> [TASK PROMPT]: Repeat each record exactly. Any picture gets left out.

--- start PROVIDED RECORDS ---

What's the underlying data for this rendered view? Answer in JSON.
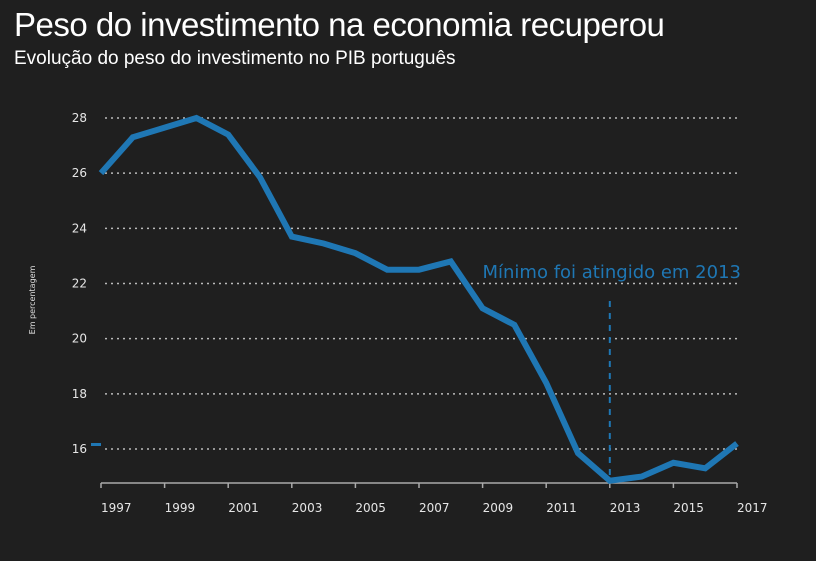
{
  "header": {
    "title": "Peso do investimento na economia recuperou",
    "subtitle": "Evolução do peso do investimento no PIB português"
  },
  "chart_data": {
    "type": "line",
    "title": "Peso do investimento na economia recuperou",
    "subtitle": "Evolução do peso do investimento no PIB português",
    "xlabel": "",
    "ylabel": "Em percentagem",
    "x": [
      1997,
      1998,
      1999,
      2000,
      2001,
      2002,
      2003,
      2004,
      2005,
      2006,
      2007,
      2008,
      2009,
      2010,
      2011,
      2012,
      2013,
      2014,
      2015,
      2016,
      2017
    ],
    "series": [
      {
        "name": "Peso do investimento no PIB",
        "color": "#1f77b4",
        "values": [
          26.0,
          27.3,
          27.65,
          28.0,
          27.4,
          25.85,
          23.7,
          23.45,
          23.1,
          22.5,
          22.5,
          22.8,
          21.1,
          20.5,
          18.4,
          15.85,
          14.85,
          15.0,
          15.5,
          15.3,
          16.2
        ]
      }
    ],
    "xlim": [
      1997,
      2017
    ],
    "ylim": [
      14.8,
      28.0
    ],
    "x_ticks": [
      1997,
      1999,
      2001,
      2003,
      2005,
      2007,
      2009,
      2011,
      2013,
      2015,
      2017
    ],
    "x_tick_labels": [
      "1997",
      "1999",
      "2001",
      "2003",
      "2005",
      "2007",
      "2009",
      "2011",
      "2013",
      "2015",
      "2017"
    ],
    "y_ticks": [
      16,
      18,
      20,
      22,
      24,
      26,
      28
    ],
    "y_tick_labels": [
      "16",
      "18",
      "20",
      "22",
      "24",
      "26",
      "28"
    ],
    "grid": "horizontal-dotted",
    "annotation": {
      "text": "Mínimo foi atingido em 2013",
      "x": 2013,
      "color": "#1f77b4"
    },
    "colors": {
      "background": "#1f1f1f",
      "grid": "#bbbbbb",
      "axis": "#aaaaaa",
      "text": "#ffffff"
    }
  }
}
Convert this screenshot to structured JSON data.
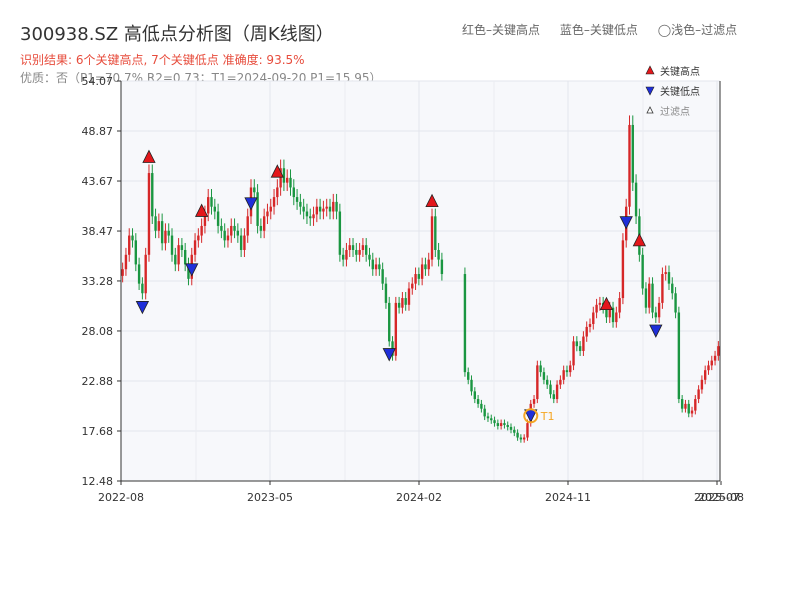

--- end PROVIDED RECORDS ---

> [COMPLETED TASK]:
What's the underlying data for this rendered view? Answer in JSON.
{
  "header": {
    "title": "Peso do investimento na economia recuperou",
    "subtitle": "Evolução do peso do investimento no PIB português"
  },
  "chart_data": {
    "type": "line",
    "title": "Peso do investimento na economia recuperou",
    "subtitle": "Evolução do peso do investimento no PIB português",
    "xlabel": "",
    "ylabel": "Em percentagem",
    "x": [
      1997,
      1998,
      1999,
      2000,
      2001,
      2002,
      2003,
      2004,
      2005,
      2006,
      2007,
      2008,
      2009,
      2010,
      2011,
      2012,
      2013,
      2014,
      2015,
      2016,
      2017
    ],
    "series": [
      {
        "name": "Peso do investimento no PIB",
        "color": "#1f77b4",
        "values": [
          26.0,
          27.3,
          27.65,
          28.0,
          27.4,
          25.85,
          23.7,
          23.45,
          23.1,
          22.5,
          22.5,
          22.8,
          21.1,
          20.5,
          18.4,
          15.85,
          14.85,
          15.0,
          15.5,
          15.3,
          16.2
        ]
      }
    ],
    "xlim": [
      1997,
      2017
    ],
    "ylim": [
      14.8,
      28.0
    ],
    "x_ticks": [
      1997,
      1999,
      2001,
      2003,
      2005,
      2007,
      2009,
      2011,
      2013,
      2015,
      2017
    ],
    "x_tick_labels": [
      "1997",
      "1999",
      "2001",
      "2003",
      "2005",
      "2007",
      "2009",
      "2011",
      "2013",
      "2015",
      "2017"
    ],
    "y_ticks": [
      16,
      18,
      20,
      22,
      24,
      26,
      28
    ],
    "y_tick_labels": [
      "16",
      "18",
      "20",
      "22",
      "24",
      "26",
      "28"
    ],
    "grid": "horizontal-dotted",
    "annotation": {
      "text": "Mínimo foi atingido em 2013",
      "x": 2013,
      "color": "#1f77b4"
    },
    "colors": {
      "background": "#1f1f1f",
      "grid": "#bbbbbb",
      "axis": "#aaaaaa",
      "text": "#ffffff"
    }
  }
}
Convert this screenshot to structured JSON data.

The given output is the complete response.